**Exercise objective**
Wherever "with" appears in a line, list that line.
** Start Information shown **
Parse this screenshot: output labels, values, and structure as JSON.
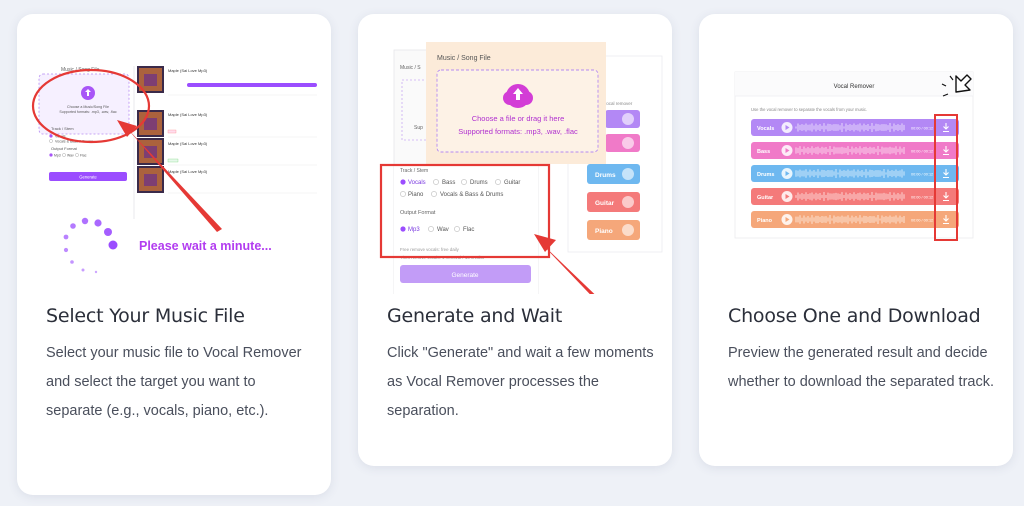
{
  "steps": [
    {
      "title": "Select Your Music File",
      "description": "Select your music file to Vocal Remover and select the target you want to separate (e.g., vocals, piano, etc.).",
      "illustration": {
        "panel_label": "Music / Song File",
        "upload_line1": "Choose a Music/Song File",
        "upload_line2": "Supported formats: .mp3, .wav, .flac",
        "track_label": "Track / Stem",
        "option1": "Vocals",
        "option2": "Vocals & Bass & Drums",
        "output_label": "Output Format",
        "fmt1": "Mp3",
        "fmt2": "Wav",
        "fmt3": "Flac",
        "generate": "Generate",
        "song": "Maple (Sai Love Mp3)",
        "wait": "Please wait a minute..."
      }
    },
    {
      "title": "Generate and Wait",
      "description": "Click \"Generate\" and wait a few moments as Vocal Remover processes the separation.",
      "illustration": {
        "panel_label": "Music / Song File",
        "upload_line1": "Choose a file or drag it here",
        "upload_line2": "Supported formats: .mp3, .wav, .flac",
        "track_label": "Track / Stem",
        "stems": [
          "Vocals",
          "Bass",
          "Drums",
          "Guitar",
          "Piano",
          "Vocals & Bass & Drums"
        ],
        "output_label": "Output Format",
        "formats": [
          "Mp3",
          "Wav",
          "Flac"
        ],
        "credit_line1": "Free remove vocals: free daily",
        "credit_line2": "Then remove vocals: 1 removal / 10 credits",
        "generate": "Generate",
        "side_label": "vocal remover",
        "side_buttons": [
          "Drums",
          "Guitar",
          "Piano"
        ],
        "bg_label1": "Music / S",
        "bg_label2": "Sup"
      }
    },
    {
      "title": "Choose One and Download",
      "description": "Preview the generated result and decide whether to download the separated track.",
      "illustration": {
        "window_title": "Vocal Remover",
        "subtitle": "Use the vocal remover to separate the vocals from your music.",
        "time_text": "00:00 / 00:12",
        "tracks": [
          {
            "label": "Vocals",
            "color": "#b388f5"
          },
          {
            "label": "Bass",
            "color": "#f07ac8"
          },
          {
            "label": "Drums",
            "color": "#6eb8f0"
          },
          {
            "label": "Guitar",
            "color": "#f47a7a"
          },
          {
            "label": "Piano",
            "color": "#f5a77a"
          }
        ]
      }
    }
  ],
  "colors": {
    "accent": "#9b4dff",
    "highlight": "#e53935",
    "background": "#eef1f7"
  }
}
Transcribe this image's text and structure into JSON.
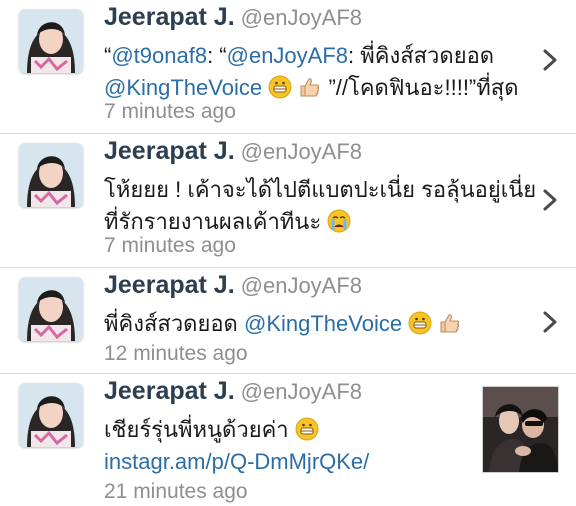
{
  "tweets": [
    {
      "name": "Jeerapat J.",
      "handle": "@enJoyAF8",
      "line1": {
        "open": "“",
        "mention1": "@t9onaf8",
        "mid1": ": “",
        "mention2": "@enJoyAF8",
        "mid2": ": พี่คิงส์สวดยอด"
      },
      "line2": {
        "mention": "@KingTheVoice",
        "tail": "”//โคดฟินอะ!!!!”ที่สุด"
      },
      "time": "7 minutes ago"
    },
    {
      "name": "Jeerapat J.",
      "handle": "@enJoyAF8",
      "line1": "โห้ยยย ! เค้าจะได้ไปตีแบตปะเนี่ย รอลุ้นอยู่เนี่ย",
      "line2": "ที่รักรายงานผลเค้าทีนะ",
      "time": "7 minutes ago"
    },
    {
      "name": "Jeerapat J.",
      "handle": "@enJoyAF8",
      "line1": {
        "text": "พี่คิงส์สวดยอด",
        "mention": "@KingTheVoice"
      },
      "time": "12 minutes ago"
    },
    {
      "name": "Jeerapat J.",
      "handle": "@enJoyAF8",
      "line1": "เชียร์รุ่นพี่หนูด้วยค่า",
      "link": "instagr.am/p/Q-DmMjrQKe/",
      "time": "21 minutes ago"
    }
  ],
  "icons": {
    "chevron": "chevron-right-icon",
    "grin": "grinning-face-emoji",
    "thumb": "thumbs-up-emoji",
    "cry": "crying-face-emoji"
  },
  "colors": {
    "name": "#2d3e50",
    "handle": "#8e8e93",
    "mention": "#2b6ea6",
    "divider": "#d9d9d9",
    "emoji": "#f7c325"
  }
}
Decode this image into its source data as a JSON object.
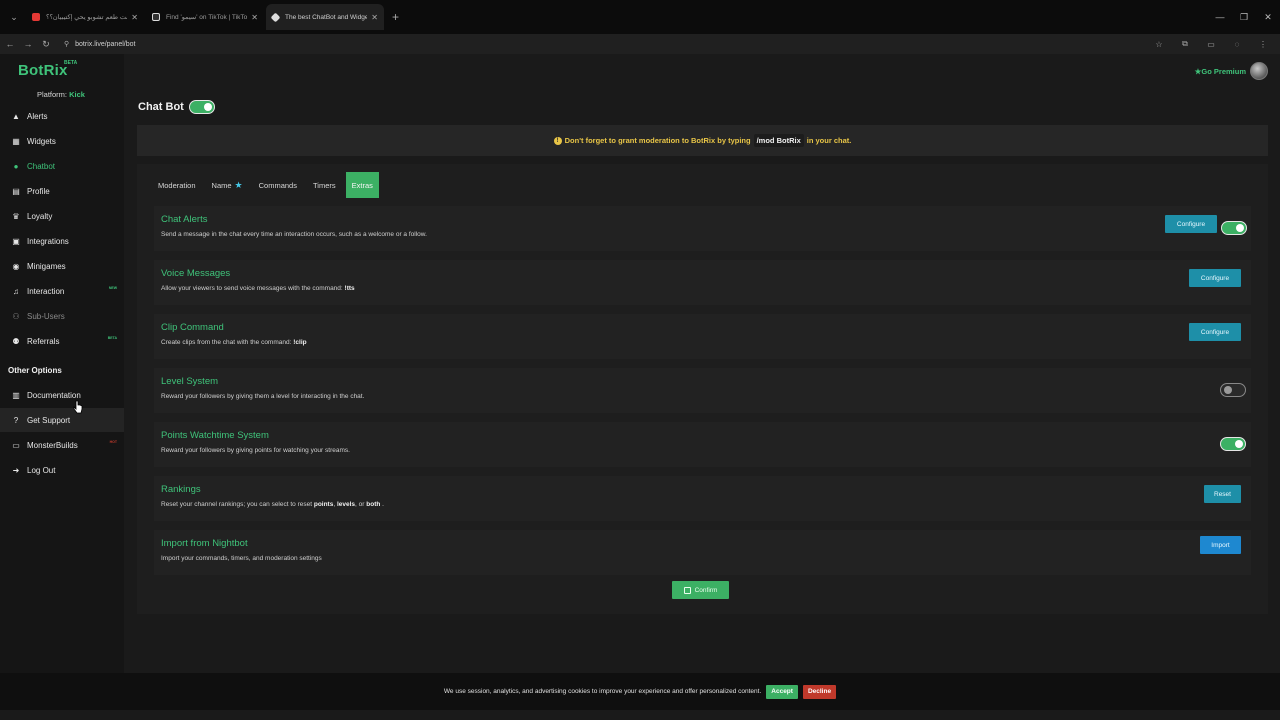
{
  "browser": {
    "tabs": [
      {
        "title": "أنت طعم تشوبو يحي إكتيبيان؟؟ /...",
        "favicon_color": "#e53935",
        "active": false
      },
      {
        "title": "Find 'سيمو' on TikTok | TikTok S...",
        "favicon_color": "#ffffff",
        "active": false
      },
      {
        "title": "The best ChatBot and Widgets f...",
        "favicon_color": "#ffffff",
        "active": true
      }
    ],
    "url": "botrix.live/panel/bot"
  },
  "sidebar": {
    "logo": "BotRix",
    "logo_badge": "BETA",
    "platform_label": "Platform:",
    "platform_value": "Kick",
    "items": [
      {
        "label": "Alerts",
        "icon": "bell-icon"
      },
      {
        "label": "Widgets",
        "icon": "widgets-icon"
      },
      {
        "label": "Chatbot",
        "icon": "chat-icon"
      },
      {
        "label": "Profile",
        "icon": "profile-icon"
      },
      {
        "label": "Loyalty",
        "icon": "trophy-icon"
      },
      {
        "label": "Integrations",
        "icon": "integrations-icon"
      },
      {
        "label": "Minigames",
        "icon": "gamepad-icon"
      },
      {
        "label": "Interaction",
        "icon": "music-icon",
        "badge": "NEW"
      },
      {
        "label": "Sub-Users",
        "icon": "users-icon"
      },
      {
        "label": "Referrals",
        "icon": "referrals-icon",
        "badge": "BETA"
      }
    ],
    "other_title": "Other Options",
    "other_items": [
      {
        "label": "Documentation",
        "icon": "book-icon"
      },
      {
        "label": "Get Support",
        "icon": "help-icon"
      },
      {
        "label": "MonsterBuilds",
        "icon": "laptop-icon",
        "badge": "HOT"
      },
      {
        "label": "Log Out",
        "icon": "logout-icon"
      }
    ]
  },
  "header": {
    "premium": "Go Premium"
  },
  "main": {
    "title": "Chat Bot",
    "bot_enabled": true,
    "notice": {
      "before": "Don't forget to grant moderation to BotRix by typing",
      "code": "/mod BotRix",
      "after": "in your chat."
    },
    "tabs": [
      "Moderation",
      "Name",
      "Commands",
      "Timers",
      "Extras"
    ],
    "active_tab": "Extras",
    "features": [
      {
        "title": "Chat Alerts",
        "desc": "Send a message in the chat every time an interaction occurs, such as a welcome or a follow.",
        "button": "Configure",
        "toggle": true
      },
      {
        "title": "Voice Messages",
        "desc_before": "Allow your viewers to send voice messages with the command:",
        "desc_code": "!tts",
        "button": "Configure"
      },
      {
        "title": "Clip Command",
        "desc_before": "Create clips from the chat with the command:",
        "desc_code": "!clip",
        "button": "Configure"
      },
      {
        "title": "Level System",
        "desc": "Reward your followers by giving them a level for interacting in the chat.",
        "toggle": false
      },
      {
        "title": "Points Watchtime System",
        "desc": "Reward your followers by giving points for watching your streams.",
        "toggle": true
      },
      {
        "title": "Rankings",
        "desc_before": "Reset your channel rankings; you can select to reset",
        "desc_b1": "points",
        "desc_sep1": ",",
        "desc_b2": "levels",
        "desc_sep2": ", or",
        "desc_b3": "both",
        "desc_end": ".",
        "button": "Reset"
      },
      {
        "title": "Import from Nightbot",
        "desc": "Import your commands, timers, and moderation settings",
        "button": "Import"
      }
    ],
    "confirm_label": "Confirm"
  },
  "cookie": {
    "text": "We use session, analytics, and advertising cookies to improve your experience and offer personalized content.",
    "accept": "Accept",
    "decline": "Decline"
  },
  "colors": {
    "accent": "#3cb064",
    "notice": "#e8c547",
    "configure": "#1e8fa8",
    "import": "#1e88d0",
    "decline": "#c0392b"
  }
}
** End Information shown **
**Response to the exercise**
        "desc_before": "Allow your viewers to send voice messages with the command:",
        "desc_before": "Create clips from the chat with the command:",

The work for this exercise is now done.